Given request
Lift out all lines below that contain "TROCHOS".

* * * *

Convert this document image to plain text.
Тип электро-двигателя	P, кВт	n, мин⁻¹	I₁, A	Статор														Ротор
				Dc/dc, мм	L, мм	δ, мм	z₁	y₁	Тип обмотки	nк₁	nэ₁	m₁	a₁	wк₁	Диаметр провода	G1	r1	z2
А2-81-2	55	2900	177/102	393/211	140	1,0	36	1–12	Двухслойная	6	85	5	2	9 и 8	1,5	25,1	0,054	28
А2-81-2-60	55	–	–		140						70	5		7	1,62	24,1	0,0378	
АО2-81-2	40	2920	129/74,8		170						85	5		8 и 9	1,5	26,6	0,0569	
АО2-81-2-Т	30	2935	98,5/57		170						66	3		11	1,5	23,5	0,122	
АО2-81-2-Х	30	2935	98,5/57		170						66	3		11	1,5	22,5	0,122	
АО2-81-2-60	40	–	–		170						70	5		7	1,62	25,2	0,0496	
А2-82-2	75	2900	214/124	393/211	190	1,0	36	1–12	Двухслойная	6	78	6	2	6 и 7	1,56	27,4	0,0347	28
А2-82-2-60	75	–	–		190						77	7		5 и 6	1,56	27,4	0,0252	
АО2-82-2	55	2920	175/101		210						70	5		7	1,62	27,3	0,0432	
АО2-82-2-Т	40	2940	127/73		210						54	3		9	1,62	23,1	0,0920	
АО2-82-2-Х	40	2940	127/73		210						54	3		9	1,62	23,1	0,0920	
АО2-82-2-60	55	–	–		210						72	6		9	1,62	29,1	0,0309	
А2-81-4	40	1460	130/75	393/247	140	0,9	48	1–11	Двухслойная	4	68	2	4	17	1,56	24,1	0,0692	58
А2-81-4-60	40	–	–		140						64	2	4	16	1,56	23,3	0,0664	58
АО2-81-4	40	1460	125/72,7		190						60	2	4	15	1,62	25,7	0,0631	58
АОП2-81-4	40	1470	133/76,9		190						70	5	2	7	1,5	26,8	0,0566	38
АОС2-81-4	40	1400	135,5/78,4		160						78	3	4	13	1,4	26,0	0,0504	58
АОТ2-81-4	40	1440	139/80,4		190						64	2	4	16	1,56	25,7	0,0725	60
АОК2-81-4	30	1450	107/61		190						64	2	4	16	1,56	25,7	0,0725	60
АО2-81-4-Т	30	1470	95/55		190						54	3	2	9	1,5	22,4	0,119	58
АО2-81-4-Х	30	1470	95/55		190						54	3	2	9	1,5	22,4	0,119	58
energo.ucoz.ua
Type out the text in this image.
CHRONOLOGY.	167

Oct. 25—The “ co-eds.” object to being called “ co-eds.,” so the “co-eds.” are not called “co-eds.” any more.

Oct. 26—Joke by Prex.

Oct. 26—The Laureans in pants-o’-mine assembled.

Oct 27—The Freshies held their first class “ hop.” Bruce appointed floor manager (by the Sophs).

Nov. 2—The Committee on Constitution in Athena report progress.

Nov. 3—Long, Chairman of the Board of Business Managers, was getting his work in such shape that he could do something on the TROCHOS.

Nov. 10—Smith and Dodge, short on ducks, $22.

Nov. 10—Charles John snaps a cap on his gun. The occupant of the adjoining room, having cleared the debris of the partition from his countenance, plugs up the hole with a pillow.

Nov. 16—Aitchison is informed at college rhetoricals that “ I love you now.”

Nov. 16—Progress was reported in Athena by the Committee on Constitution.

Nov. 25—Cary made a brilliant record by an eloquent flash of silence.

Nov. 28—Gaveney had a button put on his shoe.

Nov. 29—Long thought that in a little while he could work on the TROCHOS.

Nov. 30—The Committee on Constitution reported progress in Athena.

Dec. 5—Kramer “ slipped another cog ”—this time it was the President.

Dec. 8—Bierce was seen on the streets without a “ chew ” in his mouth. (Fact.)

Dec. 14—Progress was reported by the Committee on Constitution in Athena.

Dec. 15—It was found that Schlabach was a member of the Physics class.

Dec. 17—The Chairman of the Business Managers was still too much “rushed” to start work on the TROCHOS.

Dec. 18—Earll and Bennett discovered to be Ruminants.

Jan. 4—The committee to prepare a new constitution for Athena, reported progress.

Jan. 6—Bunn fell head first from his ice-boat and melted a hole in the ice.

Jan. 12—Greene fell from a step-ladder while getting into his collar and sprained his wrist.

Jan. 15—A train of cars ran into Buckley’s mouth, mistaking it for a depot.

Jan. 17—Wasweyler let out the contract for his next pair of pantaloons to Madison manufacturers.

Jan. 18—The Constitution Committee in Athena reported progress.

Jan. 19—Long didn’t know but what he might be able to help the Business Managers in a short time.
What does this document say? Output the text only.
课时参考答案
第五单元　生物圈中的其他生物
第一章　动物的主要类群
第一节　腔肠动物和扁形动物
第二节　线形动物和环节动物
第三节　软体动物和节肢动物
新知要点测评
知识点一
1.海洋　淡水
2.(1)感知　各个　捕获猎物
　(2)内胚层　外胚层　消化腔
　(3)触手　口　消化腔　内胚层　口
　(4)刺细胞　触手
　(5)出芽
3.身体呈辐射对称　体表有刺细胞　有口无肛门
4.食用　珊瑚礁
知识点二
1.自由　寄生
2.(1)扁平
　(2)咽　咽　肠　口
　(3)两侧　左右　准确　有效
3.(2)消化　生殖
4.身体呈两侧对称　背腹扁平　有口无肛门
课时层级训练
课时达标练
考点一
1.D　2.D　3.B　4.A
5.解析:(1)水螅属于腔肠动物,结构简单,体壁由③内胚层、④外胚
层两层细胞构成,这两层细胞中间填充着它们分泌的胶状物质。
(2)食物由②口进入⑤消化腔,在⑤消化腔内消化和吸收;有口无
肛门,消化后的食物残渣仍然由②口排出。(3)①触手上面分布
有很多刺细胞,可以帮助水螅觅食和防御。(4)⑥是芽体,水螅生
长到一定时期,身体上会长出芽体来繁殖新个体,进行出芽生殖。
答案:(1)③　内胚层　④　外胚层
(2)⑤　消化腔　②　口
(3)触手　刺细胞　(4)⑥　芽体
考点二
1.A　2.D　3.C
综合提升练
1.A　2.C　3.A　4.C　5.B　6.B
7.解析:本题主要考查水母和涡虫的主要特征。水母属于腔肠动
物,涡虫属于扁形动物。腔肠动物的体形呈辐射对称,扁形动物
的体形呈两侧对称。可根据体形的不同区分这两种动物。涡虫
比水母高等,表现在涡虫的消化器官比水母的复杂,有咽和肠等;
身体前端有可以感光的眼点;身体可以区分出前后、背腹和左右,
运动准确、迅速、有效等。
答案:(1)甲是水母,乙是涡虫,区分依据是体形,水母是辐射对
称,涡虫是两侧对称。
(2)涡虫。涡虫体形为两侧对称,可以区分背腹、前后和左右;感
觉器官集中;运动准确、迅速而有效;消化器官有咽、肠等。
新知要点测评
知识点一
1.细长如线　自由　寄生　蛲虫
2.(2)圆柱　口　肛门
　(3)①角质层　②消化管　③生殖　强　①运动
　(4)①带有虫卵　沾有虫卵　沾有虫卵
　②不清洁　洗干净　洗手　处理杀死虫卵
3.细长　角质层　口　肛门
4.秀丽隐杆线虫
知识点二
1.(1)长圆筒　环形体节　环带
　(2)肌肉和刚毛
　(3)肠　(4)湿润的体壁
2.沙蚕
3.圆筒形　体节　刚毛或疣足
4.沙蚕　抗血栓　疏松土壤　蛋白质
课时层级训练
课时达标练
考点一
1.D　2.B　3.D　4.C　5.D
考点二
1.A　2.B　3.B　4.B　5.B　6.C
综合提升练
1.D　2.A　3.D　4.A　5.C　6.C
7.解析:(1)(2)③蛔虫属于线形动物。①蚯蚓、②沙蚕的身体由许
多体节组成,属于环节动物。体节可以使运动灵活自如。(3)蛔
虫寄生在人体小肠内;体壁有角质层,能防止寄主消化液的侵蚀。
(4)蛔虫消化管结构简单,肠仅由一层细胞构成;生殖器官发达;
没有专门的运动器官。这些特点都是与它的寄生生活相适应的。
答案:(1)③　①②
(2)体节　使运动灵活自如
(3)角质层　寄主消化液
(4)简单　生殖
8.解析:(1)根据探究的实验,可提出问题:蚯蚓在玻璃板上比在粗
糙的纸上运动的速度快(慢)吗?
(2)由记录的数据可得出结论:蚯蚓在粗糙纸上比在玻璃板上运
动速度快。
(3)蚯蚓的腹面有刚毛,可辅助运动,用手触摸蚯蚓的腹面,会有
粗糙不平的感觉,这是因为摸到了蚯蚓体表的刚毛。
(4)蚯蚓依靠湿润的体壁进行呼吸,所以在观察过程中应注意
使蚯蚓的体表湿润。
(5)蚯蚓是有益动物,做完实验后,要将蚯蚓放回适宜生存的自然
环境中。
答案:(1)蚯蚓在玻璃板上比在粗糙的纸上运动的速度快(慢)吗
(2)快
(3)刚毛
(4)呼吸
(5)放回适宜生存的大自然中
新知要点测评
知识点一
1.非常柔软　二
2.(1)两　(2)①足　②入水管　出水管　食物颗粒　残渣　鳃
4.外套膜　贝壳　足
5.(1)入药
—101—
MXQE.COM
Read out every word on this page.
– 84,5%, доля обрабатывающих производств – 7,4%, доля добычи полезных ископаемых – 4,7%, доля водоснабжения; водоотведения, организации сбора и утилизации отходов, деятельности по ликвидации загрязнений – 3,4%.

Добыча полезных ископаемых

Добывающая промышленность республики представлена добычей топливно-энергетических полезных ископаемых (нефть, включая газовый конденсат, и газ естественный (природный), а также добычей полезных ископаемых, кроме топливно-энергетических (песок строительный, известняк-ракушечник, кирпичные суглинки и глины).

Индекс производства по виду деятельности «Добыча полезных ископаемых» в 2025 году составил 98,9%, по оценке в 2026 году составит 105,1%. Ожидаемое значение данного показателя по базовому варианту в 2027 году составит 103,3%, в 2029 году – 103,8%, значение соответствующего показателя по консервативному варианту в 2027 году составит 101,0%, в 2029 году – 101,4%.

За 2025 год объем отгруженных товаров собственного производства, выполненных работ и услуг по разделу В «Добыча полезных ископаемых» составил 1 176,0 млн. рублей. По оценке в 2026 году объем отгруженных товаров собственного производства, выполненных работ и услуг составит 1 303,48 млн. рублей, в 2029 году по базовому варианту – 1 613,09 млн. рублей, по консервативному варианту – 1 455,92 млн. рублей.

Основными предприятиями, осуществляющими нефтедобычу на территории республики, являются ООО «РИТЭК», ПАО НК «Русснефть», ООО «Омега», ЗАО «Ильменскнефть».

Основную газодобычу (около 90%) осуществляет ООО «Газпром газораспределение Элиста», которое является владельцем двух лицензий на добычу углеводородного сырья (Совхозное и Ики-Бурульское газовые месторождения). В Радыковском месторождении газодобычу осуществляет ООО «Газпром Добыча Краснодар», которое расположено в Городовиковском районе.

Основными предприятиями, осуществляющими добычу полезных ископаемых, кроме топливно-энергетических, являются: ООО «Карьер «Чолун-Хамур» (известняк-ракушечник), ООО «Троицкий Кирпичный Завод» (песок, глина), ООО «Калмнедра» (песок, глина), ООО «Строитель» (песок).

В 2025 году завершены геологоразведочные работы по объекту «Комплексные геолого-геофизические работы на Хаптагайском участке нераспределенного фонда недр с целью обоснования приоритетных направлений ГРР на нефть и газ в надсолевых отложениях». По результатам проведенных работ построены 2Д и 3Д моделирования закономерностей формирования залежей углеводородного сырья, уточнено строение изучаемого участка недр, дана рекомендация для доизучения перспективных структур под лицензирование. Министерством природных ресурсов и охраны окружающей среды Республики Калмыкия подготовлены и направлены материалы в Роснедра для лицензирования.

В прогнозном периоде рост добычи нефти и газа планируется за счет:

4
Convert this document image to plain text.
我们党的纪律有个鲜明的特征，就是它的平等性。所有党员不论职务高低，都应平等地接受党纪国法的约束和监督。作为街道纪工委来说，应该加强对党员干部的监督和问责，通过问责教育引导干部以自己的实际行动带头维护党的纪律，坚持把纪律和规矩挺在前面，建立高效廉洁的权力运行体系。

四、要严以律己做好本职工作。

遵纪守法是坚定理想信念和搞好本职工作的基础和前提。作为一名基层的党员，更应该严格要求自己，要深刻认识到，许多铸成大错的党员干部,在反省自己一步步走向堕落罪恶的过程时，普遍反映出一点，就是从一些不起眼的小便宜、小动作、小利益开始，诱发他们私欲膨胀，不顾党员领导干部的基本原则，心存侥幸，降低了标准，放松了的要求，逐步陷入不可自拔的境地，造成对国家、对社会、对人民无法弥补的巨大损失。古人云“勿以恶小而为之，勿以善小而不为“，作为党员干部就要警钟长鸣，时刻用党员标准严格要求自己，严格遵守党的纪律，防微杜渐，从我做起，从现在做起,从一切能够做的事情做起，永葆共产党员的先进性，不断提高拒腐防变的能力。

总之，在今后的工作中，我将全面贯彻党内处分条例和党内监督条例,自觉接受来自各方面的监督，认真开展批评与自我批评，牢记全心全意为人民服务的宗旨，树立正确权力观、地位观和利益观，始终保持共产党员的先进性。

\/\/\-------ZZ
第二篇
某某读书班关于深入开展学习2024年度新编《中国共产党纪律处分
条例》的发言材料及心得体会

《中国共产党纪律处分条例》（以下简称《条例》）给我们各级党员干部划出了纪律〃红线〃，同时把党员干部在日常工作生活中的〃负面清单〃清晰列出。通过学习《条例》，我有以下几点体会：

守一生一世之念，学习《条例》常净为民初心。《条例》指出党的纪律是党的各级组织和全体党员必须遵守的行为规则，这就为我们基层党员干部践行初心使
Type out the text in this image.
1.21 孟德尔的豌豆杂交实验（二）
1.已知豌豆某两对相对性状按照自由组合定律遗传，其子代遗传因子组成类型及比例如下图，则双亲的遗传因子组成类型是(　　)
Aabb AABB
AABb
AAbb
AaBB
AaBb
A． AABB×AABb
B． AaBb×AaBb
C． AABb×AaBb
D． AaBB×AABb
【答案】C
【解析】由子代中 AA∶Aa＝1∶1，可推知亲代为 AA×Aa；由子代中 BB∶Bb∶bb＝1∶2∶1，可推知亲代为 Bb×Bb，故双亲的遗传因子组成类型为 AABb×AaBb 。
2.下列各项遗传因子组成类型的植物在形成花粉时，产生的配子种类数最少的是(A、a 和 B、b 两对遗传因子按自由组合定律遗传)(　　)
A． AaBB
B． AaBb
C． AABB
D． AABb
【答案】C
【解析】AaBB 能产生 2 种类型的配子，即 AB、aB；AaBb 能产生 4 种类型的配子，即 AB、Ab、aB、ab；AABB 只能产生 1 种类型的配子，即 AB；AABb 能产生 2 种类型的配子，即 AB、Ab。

* * * *

The result
Nov. 3—Long, Chairman of the Board of Business Managers, was getting his work in such shape that he could do something on the TROCHOS.
Nov. 29—Long thought that in a little while he could work on the TROCHOS.
Dec. 17—The Chairman of the Business Managers was still too much “rushed” to start work on the TROCHOS.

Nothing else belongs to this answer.